■ **Given exercise**
Restate every entry word for word.

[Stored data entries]

===============

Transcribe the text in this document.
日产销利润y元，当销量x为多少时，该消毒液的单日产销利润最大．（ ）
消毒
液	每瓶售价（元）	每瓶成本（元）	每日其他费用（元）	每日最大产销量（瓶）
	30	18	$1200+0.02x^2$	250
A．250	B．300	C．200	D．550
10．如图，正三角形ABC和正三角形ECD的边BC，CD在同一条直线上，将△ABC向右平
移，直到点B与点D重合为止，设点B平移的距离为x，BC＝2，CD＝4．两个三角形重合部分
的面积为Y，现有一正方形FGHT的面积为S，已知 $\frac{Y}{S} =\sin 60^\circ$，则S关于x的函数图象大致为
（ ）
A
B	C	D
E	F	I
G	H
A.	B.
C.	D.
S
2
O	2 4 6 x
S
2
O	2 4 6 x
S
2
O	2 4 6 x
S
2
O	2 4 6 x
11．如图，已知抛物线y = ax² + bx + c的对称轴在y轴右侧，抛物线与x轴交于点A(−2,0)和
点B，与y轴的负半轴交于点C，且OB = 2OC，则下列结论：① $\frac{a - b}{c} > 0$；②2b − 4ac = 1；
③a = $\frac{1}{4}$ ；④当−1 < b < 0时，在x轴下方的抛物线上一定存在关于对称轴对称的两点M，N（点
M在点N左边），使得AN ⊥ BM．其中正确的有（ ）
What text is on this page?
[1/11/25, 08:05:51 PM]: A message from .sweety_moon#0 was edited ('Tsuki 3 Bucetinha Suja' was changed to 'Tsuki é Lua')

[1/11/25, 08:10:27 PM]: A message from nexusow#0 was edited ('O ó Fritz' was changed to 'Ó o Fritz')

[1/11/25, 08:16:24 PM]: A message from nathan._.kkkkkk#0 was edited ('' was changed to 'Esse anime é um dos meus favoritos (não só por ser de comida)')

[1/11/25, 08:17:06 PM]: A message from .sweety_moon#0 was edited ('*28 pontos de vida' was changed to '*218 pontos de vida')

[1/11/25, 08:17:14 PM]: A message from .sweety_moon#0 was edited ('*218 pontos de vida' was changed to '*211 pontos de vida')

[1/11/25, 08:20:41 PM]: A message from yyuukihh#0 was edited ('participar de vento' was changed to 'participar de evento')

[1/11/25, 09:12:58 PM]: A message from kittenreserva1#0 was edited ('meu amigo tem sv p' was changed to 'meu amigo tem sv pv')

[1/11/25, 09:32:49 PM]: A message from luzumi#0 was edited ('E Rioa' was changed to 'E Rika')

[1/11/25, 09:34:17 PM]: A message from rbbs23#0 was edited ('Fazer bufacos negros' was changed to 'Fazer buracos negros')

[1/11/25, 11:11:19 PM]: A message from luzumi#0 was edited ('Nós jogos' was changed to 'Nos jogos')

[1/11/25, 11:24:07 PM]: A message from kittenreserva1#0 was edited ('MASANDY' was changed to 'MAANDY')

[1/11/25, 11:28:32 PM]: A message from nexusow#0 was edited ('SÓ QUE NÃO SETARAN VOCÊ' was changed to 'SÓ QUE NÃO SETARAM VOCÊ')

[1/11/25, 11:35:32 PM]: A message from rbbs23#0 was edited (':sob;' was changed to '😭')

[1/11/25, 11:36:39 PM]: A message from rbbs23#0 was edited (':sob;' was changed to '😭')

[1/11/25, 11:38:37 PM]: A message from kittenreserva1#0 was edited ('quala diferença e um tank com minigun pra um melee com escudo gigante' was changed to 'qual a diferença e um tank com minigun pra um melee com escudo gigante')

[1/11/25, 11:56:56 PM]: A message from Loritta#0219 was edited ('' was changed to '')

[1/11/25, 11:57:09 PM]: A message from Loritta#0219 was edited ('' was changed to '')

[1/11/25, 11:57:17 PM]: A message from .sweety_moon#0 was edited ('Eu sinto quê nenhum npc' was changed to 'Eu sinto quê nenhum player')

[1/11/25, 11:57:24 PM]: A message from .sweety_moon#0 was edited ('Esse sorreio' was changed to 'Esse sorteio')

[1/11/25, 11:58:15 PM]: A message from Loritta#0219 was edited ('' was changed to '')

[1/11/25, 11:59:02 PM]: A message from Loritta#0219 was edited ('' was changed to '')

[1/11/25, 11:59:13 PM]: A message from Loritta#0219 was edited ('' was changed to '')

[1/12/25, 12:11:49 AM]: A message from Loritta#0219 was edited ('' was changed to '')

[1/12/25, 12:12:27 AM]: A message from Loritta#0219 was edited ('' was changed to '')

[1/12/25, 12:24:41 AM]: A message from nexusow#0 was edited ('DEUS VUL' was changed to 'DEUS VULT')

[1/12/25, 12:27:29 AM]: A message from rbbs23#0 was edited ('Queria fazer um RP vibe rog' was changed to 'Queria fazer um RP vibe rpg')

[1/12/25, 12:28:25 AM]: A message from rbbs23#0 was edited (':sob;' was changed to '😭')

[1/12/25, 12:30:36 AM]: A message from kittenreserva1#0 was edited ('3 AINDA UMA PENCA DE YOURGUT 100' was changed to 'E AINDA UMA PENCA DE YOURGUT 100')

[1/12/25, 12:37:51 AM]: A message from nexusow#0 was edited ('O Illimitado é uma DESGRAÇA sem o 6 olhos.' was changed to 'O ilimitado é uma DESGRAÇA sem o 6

===============

■ **Response for this exercise**
Transcribe the text in this document.
日产销利润y元，当销量x为多少时，该消毒液的单日产销利润最大．（ ）
消毒
液	每瓶售价（元）	每瓶成本（元）	每日其他费用（元）	每日最大产销量（瓶）
	30	18	$1200+0.02x^2$	250
A．250	B．300	C．200	D．550
10．如图，正三角形ABC和正三角形ECD的边BC，CD在同一条直线上，将△ABC向右平
移，直到点B与点D重合为止，设点B平移的距离为x，BC＝2，CD＝4．两个三角形重合部分
的面积为Y，现有一正方形FGHT的面积为S，已知 $\frac{Y}{S} =\sin 60^\circ$，则S关于x的函数图象大致为
（ ）
A
B	C	D
E	F	I
G	H
A.	B.
C.	D.
S
2
O	2 4 6 x
S
2
O	2 4 6 x
S
2
O	2 4 6 x
S
2
O	2 4 6 x
11．如图，已知抛物线y = ax² + bx + c的对称轴在y轴右侧，抛物线与x轴交于点A(−2,0)和
点B，与y轴的负半轴交于点C，且OB = 2OC，则下列结论：① $\frac{a - b}{c} > 0$；②2b − 4ac = 1；
③a = $\frac{1}{4}$ ；④当−1 < b < 0时，在x轴下方的抛物线上一定存在关于对称轴对称的两点M，N（点
M在点N左边），使得AN ⊥ BM．其中正确的有（ ）
What text is on this page?
[1/11/25, 08:05:51 PM]: A message from .sweety_moon#0 was edited ('Tsuki 3 Bucetinha Suja' was changed to 'Tsuki é Lua')

[1/11/25, 08:10:27 PM]: A message from nexusow#0 was edited ('O ó Fritz' was changed to 'Ó o Fritz')

[1/11/25, 08:16:24 PM]: A message from nathan._.kkkkkk#0 was edited ('' was changed to 'Esse anime é um dos meus favoritos (não só por ser de comida)')

[1/11/25, 08:17:06 PM]: A message from .sweety_moon#0 was edited ('*28 pontos de vida' was changed to '*218 pontos de vida')

[1/11/25, 08:17:14 PM]: A message from .sweety_moon#0 was edited ('*218 pontos de vida' was changed to '*211 pontos de vida')

[1/11/25, 08:20:41 PM]: A message from yyuukihh#0 was edited ('participar de vento' was changed to 'participar de evento')

[1/11/25, 09:12:58 PM]: A message from kittenreserva1#0 was edited ('meu amigo tem sv p' was changed to 'meu amigo tem sv pv')

[1/11/25, 09:32:49 PM]: A message from luzumi#0 was edited ('E Rioa' was changed to 'E Rika')

[1/11/25, 09:34:17 PM]: A message from rbbs23#0 was edited ('Fazer bufacos negros' was changed to 'Fazer buracos negros')

[1/11/25, 11:11:19 PM]: A message from luzumi#0 was edited ('Nós jogos' was changed to 'Nos jogos')

[1/11/25, 11:24:07 PM]: A message from kittenreserva1#0 was edited ('MASANDY' was changed to 'MAANDY')

[1/11/25, 11:28:32 PM]: A message from nexusow#0 was edited ('SÓ QUE NÃO SETARAN VOCÊ' was changed to 'SÓ QUE NÃO SETARAM VOCÊ')

[1/11/25, 11:35:32 PM]: A message from rbbs23#0 was edited (':sob;' was changed to '😭')

[1/11/25, 11:36:39 PM]: A message from rbbs23#0 was edited (':sob;' was changed to '😭')

[1/11/25, 11:38:37 PM]: A message from kittenreserva1#0 was edited ('quala diferença e um tank com minigun pra um melee com escudo gigante' was changed to 'qual a diferença e um tank com minigun pra um melee com escudo gigante')

[1/11/25, 11:56:56 PM]: A message from Loritta#0219 was edited ('' was changed to '')

[1/11/25, 11:57:09 PM]: A message from Loritta#0219 was edited ('' was changed to '')

[1/11/25, 11:57:17 PM]: A message from .sweety_moon#0 was edited ('Eu sinto quê nenhum npc' was changed to 'Eu sinto quê nenhum player')

[1/11/25, 11:57:24 PM]: A message from .sweety_moon#0 was edited ('Esse sorreio' was changed to 'Esse sorteio')

[1/11/25, 11:58:15 PM]: A message from Loritta#0219 was edited ('' was changed to '')

[1/11/25, 11:59:02 PM]: A message from Loritta#0219 was edited ('' was changed to '')

[1/11/25, 11:59:13 PM]: A message from Loritta#0219 was edited ('' was changed to '')

[1/12/25, 12:11:49 AM]: A message from Loritta#0219 was edited ('' was changed to '')

[1/12/25, 12:12:27 AM]: A message from Loritta#0219 was edited ('' was changed to '')

[1/12/25, 12:24:41 AM]: A message from nexusow#0 was edited ('DEUS VUL' was changed to 'DEUS VULT')

[1/12/25, 12:27:29 AM]: A message from rbbs23#0 was edited ('Queria fazer um RP vibe rog' was changed to 'Queria fazer um RP vibe rpg')

[1/12/25, 12:28:25 AM]: A message from rbbs23#0 was edited (':sob;' was changed to '😭')

[1/12/25, 12:30:36 AM]: A message from kittenreserva1#0 was edited ('3 AINDA UMA PENCA DE YOURGUT 100' was changed to 'E AINDA UMA PENCA DE YOURGUT 100')

[1/12/25, 12:37:51 AM]: A message from nexusow#0 was edited ('O Illimitado é uma DESGRAÇA sem o 6 olhos.' was changed to 'O ilimitado é uma DESGRAÇA sem o 6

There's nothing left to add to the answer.